• _SOURCE DATA_
— start —

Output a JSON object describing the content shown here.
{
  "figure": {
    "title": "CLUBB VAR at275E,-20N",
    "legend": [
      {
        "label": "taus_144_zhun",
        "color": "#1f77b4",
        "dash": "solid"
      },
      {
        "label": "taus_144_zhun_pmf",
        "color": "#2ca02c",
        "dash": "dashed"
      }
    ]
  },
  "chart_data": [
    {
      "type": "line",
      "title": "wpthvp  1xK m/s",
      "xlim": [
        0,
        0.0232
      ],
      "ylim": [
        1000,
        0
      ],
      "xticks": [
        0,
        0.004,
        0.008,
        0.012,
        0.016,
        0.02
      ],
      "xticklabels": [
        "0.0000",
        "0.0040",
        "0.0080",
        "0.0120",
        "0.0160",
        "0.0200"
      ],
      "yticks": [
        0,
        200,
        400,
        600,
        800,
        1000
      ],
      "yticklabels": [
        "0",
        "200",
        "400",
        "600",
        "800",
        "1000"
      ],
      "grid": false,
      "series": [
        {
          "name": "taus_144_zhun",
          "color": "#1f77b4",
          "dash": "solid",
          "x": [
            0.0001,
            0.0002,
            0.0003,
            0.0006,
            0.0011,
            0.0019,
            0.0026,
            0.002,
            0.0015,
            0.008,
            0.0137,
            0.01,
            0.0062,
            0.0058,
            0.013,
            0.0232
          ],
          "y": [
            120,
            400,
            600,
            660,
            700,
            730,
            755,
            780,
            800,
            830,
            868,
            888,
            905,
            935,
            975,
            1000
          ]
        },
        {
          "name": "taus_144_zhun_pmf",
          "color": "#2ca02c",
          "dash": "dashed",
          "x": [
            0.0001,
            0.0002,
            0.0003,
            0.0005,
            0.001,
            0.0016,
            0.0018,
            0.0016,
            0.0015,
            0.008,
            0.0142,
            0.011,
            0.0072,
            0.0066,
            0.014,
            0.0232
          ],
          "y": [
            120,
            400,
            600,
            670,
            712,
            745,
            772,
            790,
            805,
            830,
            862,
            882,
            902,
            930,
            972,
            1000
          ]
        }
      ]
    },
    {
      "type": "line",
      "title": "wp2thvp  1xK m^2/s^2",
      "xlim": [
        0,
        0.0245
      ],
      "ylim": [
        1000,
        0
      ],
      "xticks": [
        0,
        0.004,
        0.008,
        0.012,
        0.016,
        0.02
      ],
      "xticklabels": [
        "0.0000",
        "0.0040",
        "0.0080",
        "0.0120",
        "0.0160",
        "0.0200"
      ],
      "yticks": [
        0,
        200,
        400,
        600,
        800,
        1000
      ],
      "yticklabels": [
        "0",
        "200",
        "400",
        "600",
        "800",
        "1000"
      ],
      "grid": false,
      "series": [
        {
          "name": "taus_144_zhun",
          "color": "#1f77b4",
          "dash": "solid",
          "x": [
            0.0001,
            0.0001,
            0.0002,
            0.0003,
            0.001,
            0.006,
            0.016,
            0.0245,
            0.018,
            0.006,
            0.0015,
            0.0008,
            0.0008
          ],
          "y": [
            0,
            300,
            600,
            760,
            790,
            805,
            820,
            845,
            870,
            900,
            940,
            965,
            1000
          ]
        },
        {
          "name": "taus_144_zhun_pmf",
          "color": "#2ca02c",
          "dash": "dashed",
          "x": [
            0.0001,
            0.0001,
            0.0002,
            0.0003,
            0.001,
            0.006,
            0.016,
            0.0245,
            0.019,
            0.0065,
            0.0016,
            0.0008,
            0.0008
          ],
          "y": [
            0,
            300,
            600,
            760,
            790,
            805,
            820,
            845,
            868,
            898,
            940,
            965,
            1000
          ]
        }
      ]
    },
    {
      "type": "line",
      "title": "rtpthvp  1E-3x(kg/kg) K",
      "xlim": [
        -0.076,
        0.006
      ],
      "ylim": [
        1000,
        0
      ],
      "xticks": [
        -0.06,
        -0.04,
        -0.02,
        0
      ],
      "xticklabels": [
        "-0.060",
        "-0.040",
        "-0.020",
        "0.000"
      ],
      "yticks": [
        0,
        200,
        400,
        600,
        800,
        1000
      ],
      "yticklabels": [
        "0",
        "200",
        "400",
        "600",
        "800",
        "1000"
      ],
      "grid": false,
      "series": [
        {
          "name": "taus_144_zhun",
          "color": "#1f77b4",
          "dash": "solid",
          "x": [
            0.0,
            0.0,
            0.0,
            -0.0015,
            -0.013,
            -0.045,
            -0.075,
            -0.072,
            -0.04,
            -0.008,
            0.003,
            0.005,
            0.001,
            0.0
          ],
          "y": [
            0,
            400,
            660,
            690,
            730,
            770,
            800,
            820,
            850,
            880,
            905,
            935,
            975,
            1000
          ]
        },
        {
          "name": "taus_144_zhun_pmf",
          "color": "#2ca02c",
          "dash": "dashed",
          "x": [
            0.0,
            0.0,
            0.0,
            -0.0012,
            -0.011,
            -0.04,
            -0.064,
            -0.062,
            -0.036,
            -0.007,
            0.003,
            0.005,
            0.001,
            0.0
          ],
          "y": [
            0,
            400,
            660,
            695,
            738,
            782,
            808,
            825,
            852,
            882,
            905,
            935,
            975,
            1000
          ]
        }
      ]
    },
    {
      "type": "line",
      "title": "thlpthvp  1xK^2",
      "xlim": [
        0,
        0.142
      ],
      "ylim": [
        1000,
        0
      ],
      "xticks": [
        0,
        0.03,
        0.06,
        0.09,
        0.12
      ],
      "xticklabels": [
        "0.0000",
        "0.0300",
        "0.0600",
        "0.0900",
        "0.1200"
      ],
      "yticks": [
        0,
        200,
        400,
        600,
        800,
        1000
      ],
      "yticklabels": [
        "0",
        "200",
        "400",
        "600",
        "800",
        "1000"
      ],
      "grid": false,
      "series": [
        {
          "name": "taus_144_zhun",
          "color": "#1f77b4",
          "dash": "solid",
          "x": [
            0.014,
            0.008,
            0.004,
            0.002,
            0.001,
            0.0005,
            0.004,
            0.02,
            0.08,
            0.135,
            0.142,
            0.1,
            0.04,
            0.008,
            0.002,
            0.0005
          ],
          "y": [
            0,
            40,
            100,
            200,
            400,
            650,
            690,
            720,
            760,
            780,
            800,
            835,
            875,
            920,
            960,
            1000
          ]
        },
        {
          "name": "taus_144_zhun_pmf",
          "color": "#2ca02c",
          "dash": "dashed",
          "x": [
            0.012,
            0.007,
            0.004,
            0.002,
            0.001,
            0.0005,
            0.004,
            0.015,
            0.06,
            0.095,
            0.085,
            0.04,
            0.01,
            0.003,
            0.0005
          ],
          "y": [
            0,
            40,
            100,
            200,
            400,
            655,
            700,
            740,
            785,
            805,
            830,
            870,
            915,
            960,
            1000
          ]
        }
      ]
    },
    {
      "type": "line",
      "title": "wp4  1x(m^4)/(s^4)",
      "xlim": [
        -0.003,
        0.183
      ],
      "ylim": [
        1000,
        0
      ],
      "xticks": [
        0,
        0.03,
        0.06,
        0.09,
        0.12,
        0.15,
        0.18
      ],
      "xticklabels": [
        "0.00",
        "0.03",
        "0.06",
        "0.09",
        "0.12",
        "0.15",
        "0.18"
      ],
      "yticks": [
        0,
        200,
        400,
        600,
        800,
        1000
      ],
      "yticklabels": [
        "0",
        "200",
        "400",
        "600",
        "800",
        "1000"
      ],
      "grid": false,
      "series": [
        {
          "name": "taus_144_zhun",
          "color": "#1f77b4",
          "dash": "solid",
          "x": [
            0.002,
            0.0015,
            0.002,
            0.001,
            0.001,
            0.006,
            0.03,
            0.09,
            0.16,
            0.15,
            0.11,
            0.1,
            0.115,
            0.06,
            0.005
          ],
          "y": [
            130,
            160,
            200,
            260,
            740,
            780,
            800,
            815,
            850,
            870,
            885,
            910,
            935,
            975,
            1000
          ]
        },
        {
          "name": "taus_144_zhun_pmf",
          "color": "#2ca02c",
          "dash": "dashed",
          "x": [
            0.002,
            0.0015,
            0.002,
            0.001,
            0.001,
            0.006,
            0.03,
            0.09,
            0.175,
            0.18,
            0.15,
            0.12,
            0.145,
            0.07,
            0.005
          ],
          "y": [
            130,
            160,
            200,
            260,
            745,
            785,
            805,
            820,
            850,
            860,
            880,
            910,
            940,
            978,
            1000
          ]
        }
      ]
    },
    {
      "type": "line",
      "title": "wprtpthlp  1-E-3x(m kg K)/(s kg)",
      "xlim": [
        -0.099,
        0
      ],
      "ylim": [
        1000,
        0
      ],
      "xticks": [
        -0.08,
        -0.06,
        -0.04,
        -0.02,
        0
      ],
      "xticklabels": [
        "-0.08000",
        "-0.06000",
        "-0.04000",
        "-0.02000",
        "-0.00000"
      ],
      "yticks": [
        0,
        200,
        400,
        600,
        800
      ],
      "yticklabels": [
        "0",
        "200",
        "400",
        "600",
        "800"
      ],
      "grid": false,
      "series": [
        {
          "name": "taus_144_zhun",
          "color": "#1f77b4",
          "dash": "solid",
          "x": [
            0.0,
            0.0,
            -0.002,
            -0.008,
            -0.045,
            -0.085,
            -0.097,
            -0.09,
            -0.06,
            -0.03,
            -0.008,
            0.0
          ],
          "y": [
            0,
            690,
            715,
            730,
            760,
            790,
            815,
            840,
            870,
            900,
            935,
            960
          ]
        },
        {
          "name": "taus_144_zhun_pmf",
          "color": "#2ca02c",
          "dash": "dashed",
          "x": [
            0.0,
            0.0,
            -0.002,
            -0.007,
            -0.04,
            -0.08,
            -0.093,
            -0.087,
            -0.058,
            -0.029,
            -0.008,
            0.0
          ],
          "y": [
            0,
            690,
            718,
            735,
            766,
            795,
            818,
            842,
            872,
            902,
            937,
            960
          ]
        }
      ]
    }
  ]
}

— end —

• _EXERCISE OBJECTIVE_
Look for "title" and pull out every line that has it.

• _TASK SOLUTION_
    "title": "CLUBB VAR at275E,-20N",
      "title": "wpthvp  1xK m/s",
      "title": "wp2thvp  1xK m^2/s^2",
      "title": "rtpthvp  1E-3x(kg/kg) K",
      "title": "thlpthvp  1xK^2",
      "title": "wp4  1x(m^4)/(s^4)",
      "title": "wprtpthlp  1-E-3x(m kg K)/(s kg)",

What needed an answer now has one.